◆ Exercise input
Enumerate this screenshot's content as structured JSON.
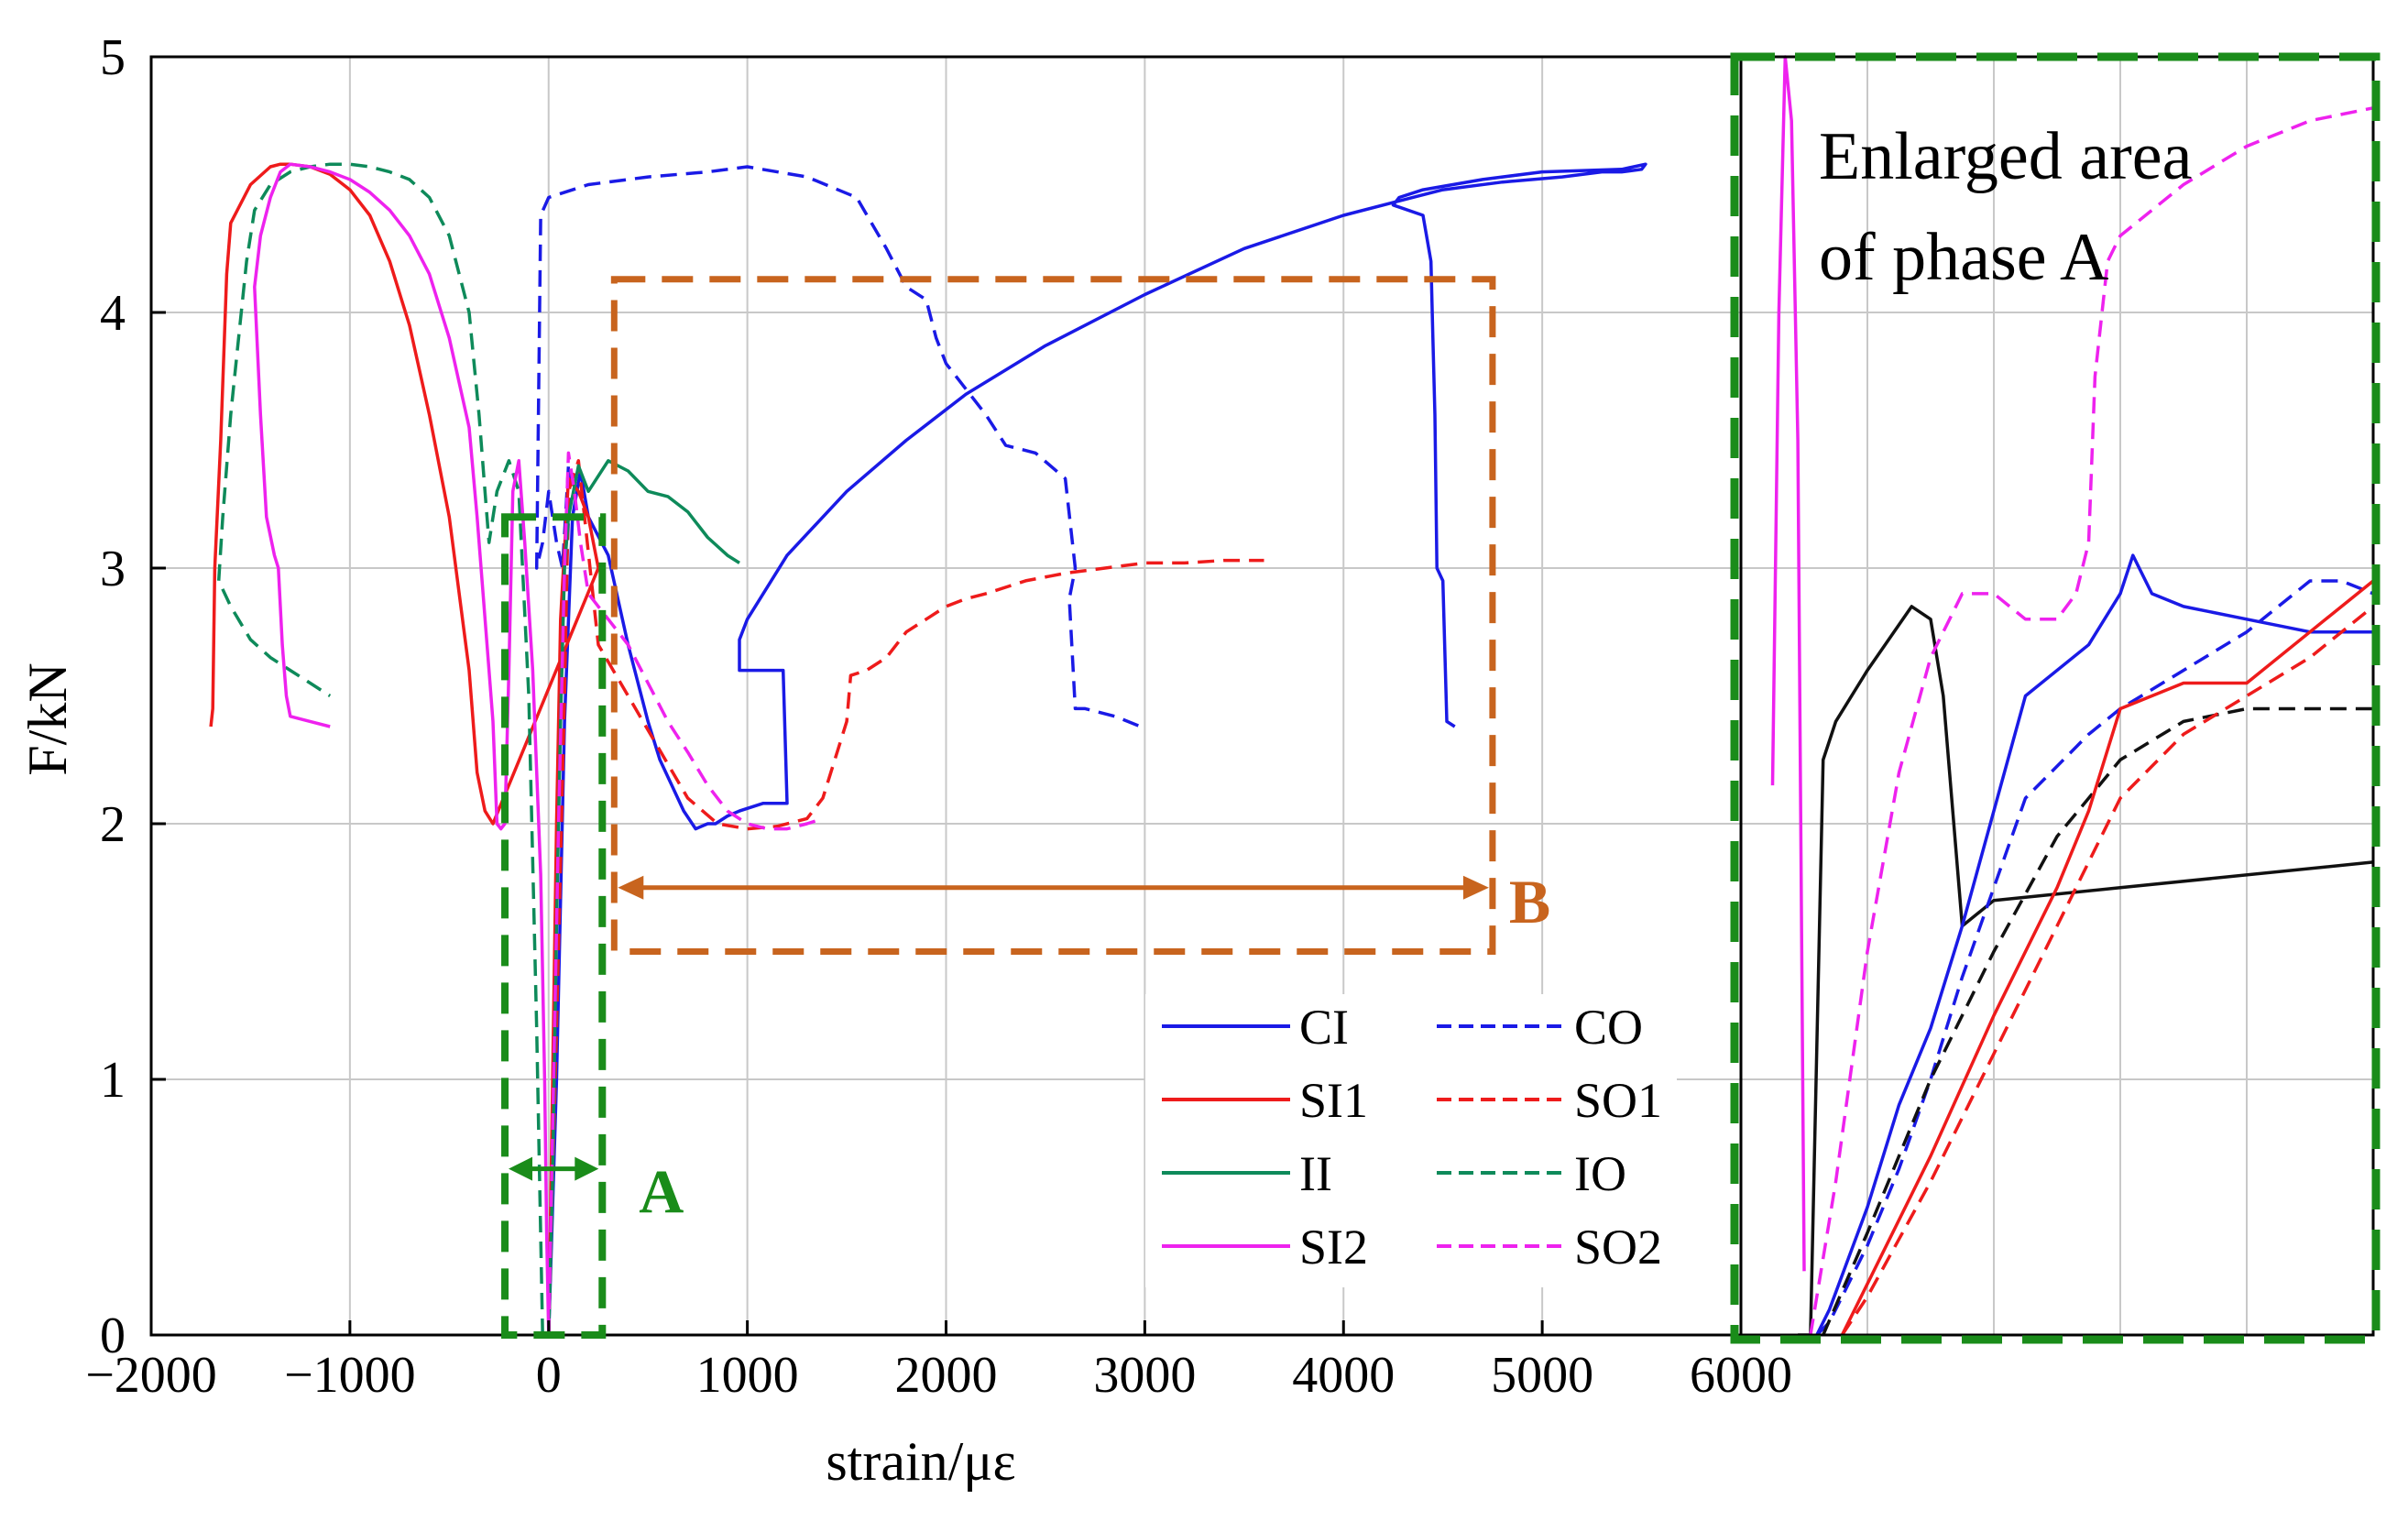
{
  "colors": {
    "CI": "#1a1ae6",
    "CO": "#1a1ae6",
    "SI1": "#ee1b1b",
    "SO1": "#ee1b1b",
    "II": "#0e8a5a",
    "IO": "#0e8a5a",
    "SI2": "#ee22ee",
    "SO2": "#ee22ee",
    "black": "#111111",
    "phaseA": "#1a8c1a",
    "phaseB": "#c8641e",
    "grid": "#c8c8c8"
  },
  "chart_data": {
    "type": "line",
    "xlabel": "strain/με",
    "ylabel": "F/kN",
    "xlim": [
      -2000,
      6000
    ],
    "ylim": [
      0,
      5
    ],
    "xticks": [
      -2000,
      -1000,
      0,
      1000,
      2000,
      3000,
      4000,
      5000,
      6000
    ],
    "xtick_labels": [
      "−2000",
      "−1000",
      "0",
      "1000",
      "2000",
      "3000",
      "4000",
      "5000",
      "6000"
    ],
    "yticks": [
      0,
      1,
      2,
      3,
      4,
      5
    ],
    "ytick_labels": [
      "0",
      "1",
      "2",
      "3",
      "4",
      "5"
    ],
    "grid": true,
    "legend_position": "bottom-right",
    "series": [
      {
        "name": "CI",
        "style": "solid",
        "color_key": "CI",
        "x": [
          0,
          40,
          80,
          120,
          160,
          200,
          300,
          400,
          500,
          560,
          620,
          680,
          740,
          800,
          840,
          880,
          900,
          960,
          1080,
          1200,
          1180,
          960,
          960,
          1000,
          1200,
          1500,
          1800,
          2100,
          2500,
          3000,
          3500,
          4000,
          4300,
          4500,
          4800,
          5100,
          5300,
          5400,
          5500,
          5520,
          5400,
          5000,
          4700,
          4400,
          4280,
          4250,
          4400,
          4440,
          4450,
          4460,
          4470,
          4500,
          4520,
          4560
        ],
        "y": [
          0,
          1.0,
          2.4,
          3.2,
          3.38,
          3.2,
          3.05,
          2.7,
          2.4,
          2.25,
          2.15,
          2.05,
          1.98,
          2.0,
          2.0,
          2.02,
          2.03,
          2.05,
          2.08,
          2.08,
          2.6,
          2.6,
          2.72,
          2.8,
          3.05,
          3.3,
          3.5,
          3.68,
          3.87,
          4.07,
          4.25,
          4.38,
          4.44,
          4.48,
          4.51,
          4.53,
          4.55,
          4.55,
          4.56,
          4.58,
          4.56,
          4.55,
          4.52,
          4.48,
          4.45,
          4.42,
          4.38,
          4.2,
          3.9,
          3.6,
          3.0,
          2.95,
          2.4,
          2.38
        ]
      },
      {
        "name": "CO",
        "style": "dashed",
        "color_key": "CO",
        "x": [
          0,
          40,
          80,
          110,
          100,
          70,
          40,
          0,
          -30,
          -60,
          -40,
          0,
          200,
          500,
          800,
          1000,
          1300,
          1550,
          1700,
          1800,
          1900,
          1950,
          2000,
          2100,
          2200,
          2300,
          2450,
          2600,
          2650,
          2620,
          2650,
          2700,
          2850,
          2980
        ],
        "y": [
          0,
          1.2,
          2.8,
          3.4,
          3.4,
          3.0,
          3.1,
          3.3,
          3.1,
          3.0,
          4.38,
          4.45,
          4.5,
          4.53,
          4.55,
          4.57,
          4.53,
          4.45,
          4.25,
          4.1,
          4.05,
          3.9,
          3.8,
          3.7,
          3.6,
          3.48,
          3.45,
          3.35,
          3.0,
          2.88,
          2.45,
          2.45,
          2.42,
          2.38
        ]
      },
      {
        "name": "SI1",
        "style": "solid",
        "color_key": "SI1",
        "x": [
          0,
          20,
          40,
          60,
          100,
          150,
          200,
          250,
          -280,
          -320,
          -360,
          -400,
          -500,
          -600,
          -700,
          -800,
          -900,
          -1000,
          -1100,
          -1200,
          -1300,
          -1350,
          -1400,
          -1500,
          -1600,
          -1620,
          -1650,
          -1680,
          -1690,
          -1700
        ],
        "y": [
          0,
          1.0,
          2.0,
          2.8,
          3.35,
          3.3,
          3.2,
          3.0,
          2.0,
          2.05,
          2.2,
          2.6,
          3.2,
          3.6,
          3.95,
          4.2,
          4.38,
          4.48,
          4.54,
          4.57,
          4.58,
          4.58,
          4.57,
          4.5,
          4.35,
          4.15,
          3.5,
          3.0,
          2.45,
          2.38
        ]
      },
      {
        "name": "SO1",
        "style": "dashed",
        "color_key": "SO1",
        "x": [
          0,
          40,
          80,
          100,
          150,
          250,
          400,
          550,
          700,
          850,
          1000,
          1150,
          1300,
          1380,
          1500,
          1520,
          1600,
          1700,
          1800,
          1900,
          2000,
          2100,
          2200,
          2400,
          2600,
          2800,
          3000,
          3200,
          3400,
          3600
        ],
        "y": [
          0,
          1.2,
          2.5,
          3.3,
          3.42,
          2.7,
          2.5,
          2.3,
          2.1,
          2.0,
          1.98,
          1.99,
          2.02,
          2.1,
          2.4,
          2.58,
          2.6,
          2.65,
          2.75,
          2.8,
          2.85,
          2.88,
          2.9,
          2.95,
          2.98,
          3.0,
          3.02,
          3.02,
          3.03,
          3.03
        ]
      },
      {
        "name": "II",
        "style": "solid",
        "color_key": "II",
        "x": [
          0,
          20,
          40,
          60,
          80,
          100,
          150,
          200,
          300,
          400,
          500,
          600,
          700,
          800,
          900,
          960
        ],
        "y": [
          0,
          0.6,
          1.6,
          2.4,
          3.0,
          3.2,
          3.4,
          3.3,
          3.42,
          3.38,
          3.3,
          3.28,
          3.22,
          3.12,
          3.05,
          3.02
        ]
      },
      {
        "name": "IO",
        "style": "dashed",
        "color_key": "IO",
        "x": [
          -30,
          -60,
          -100,
          -150,
          -200,
          -260,
          -300,
          -320,
          -350,
          -400,
          -500,
          -600,
          -700,
          -800,
          -900,
          -1000,
          -1100,
          -1200,
          -1300,
          -1400,
          -1480,
          -1520,
          -1560,
          -1600,
          -1640,
          -1660,
          -1600,
          -1500,
          -1400,
          -1300,
          -1200,
          -1100
        ],
        "y": [
          0,
          1.2,
          2.5,
          3.3,
          3.42,
          3.3,
          3.1,
          3.3,
          3.6,
          4.0,
          4.3,
          4.45,
          4.52,
          4.55,
          4.57,
          4.58,
          4.58,
          4.57,
          4.55,
          4.5,
          4.4,
          4.2,
          3.9,
          3.6,
          3.2,
          2.95,
          2.85,
          2.72,
          2.65,
          2.6,
          2.55,
          2.5
        ]
      },
      {
        "name": "SI2",
        "style": "solid",
        "color_key": "SI2",
        "x": [
          0,
          -10,
          -20,
          -40,
          -80,
          -120,
          -150,
          -180,
          -200,
          -220,
          -240,
          -260,
          -280,
          -300,
          -330,
          -360,
          -400,
          -500,
          -600,
          -700,
          -800,
          -900,
          -1000,
          -1100,
          -1200,
          -1300,
          -1350,
          -1400,
          -1450,
          -1480,
          -1450,
          -1420,
          -1380,
          -1360,
          -1340,
          -1320,
          -1300,
          -1200,
          -1100
        ],
        "y": [
          0,
          0.4,
          1.0,
          1.8,
          2.6,
          3.1,
          3.42,
          3.3,
          2.6,
          2.0,
          1.98,
          2.0,
          2.4,
          2.6,
          2.9,
          3.2,
          3.55,
          3.9,
          4.15,
          4.3,
          4.4,
          4.47,
          4.52,
          4.55,
          4.57,
          4.58,
          4.55,
          4.45,
          4.3,
          4.1,
          3.6,
          3.2,
          3.05,
          3.0,
          2.7,
          2.5,
          2.42,
          2.4,
          2.38
        ]
      },
      {
        "name": "SO2",
        "style": "dashed",
        "color_key": "SO2",
        "x": [
          0,
          20,
          50,
          80,
          100,
          130,
          160,
          200,
          300,
          400,
          500,
          600,
          700,
          800,
          900,
          1000,
          1100,
          1200,
          1300,
          1380
        ],
        "y": [
          0,
          0.8,
          2.0,
          3.0,
          3.45,
          3.3,
          3.1,
          2.9,
          2.8,
          2.7,
          2.55,
          2.4,
          2.28,
          2.15,
          2.05,
          2.0,
          1.98,
          1.98,
          2.0,
          2.02
        ]
      }
    ],
    "annotations": [
      {
        "id": "phase_a",
        "label": "A",
        "x_range": [
          -220,
          270
        ],
        "y_range": [
          0,
          3.2
        ]
      },
      {
        "id": "phase_b",
        "label": "B",
        "x_range": [
          330,
          4750
        ],
        "y_range": [
          1.5,
          4.13
        ]
      }
    ],
    "inset": {
      "title_line1": "Enlarged area",
      "title_line2": "of phase A",
      "series": [
        {
          "name": "SI2",
          "style": "solid",
          "color_key": "SI2",
          "x": [
            0.05,
            0.06,
            0.07,
            0.08,
            0.09,
            0.1
          ],
          "y": [
            0.43,
            0.8,
            1.0,
            0.95,
            0.7,
            0.05
          ]
        },
        {
          "name": "black_solid",
          "style": "solid",
          "color_key": "black",
          "x": [
            0.09,
            0.11,
            0.13,
            0.15,
            0.2,
            0.27,
            0.3,
            0.32,
            0.35,
            0.4,
            0.6,
            1.0
          ],
          "y": [
            0.0,
            0.0,
            0.45,
            0.48,
            0.52,
            0.57,
            0.56,
            0.5,
            0.32,
            0.34,
            0.35,
            0.37
          ]
        },
        {
          "name": "CI",
          "style": "solid",
          "color_key": "CI",
          "x": [
            0.12,
            0.14,
            0.2,
            0.25,
            0.3,
            0.35,
            0.45,
            0.55,
            0.6,
            0.62,
            0.65,
            0.7,
            0.8,
            0.9,
            1.0
          ],
          "y": [
            0.0,
            0.02,
            0.1,
            0.18,
            0.24,
            0.32,
            0.5,
            0.54,
            0.58,
            0.61,
            0.58,
            0.57,
            0.56,
            0.55,
            0.55
          ]
        },
        {
          "name": "CO",
          "style": "dashed",
          "color_key": "CO",
          "x": [
            0.12,
            0.14,
            0.2,
            0.25,
            0.3,
            0.35,
            0.45,
            0.55,
            0.6,
            0.7,
            0.8,
            0.9,
            0.95,
            1.0
          ],
          "y": [
            0.0,
            0.01,
            0.07,
            0.13,
            0.2,
            0.28,
            0.42,
            0.47,
            0.49,
            0.52,
            0.55,
            0.59,
            0.59,
            0.58
          ]
        },
        {
          "name": "black_dashed",
          "style": "dashed",
          "color_key": "black",
          "x": [
            0.13,
            0.2,
            0.3,
            0.4,
            0.5,
            0.6,
            0.7,
            0.8,
            0.9,
            1.0
          ],
          "y": [
            0.0,
            0.08,
            0.2,
            0.3,
            0.39,
            0.45,
            0.48,
            0.49,
            0.49,
            0.49
          ]
        },
        {
          "name": "SI1",
          "style": "solid",
          "color_key": "SI1",
          "x": [
            0.16,
            0.2,
            0.3,
            0.4,
            0.5,
            0.55,
            0.6,
            0.7,
            0.8,
            0.9,
            1.0
          ],
          "y": [
            0.0,
            0.04,
            0.14,
            0.25,
            0.35,
            0.41,
            0.49,
            0.51,
            0.51,
            0.55,
            0.59
          ]
        },
        {
          "name": "SO1",
          "style": "dashed",
          "color_key": "SO1",
          "x": [
            0.16,
            0.2,
            0.3,
            0.4,
            0.5,
            0.6,
            0.7,
            0.8,
            0.9,
            1.0
          ],
          "y": [
            0.0,
            0.03,
            0.12,
            0.22,
            0.32,
            0.42,
            0.47,
            0.5,
            0.53,
            0.57
          ]
        },
        {
          "name": "SO2",
          "style": "dashed",
          "color_key": "SO2",
          "x": [
            0.11,
            0.15,
            0.2,
            0.25,
            0.3,
            0.33,
            0.35,
            0.4,
            0.45,
            0.5,
            0.53,
            0.55,
            0.56,
            0.58,
            0.6,
            0.7,
            0.8,
            0.9,
            1.0
          ],
          "y": [
            0.0,
            0.12,
            0.3,
            0.44,
            0.53,
            0.56,
            0.58,
            0.58,
            0.56,
            0.56,
            0.58,
            0.62,
            0.75,
            0.84,
            0.86,
            0.9,
            0.93,
            0.95,
            0.96
          ]
        }
      ]
    }
  }
}
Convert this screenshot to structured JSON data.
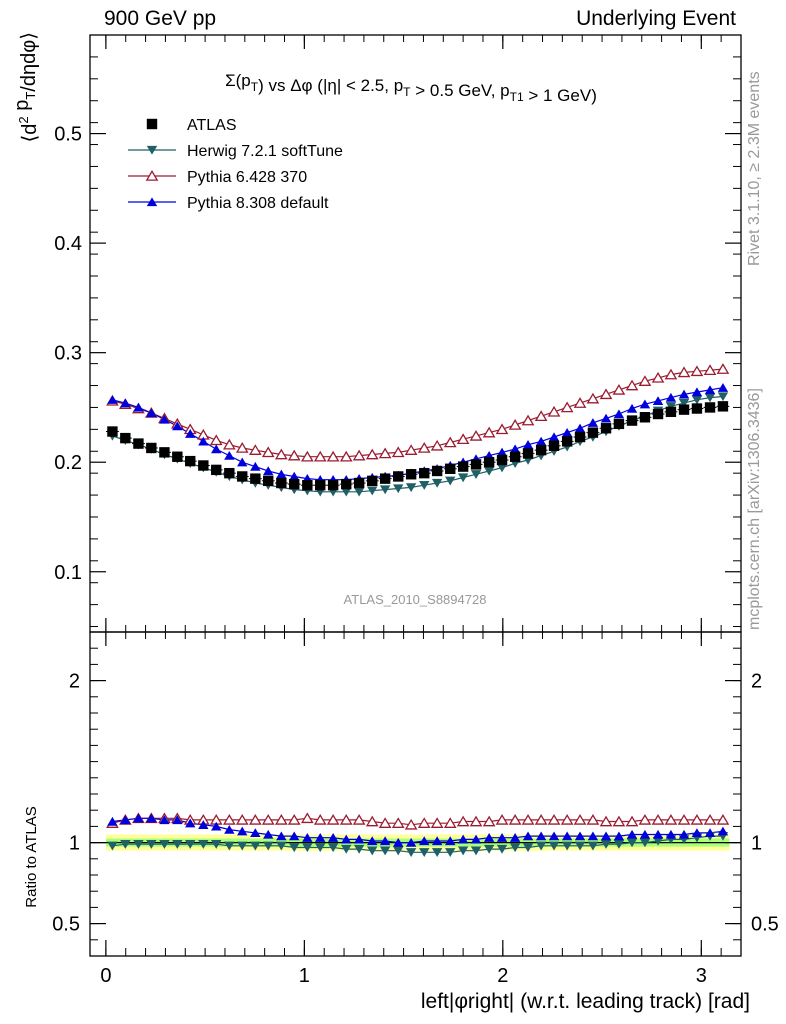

◆ Stated task
Which lines above contain "JSON"? Show each of them.

◆ Exercise solution
Enumerate this screenshot's content as structured JSON.
Convert this screenshot to structured JSON data.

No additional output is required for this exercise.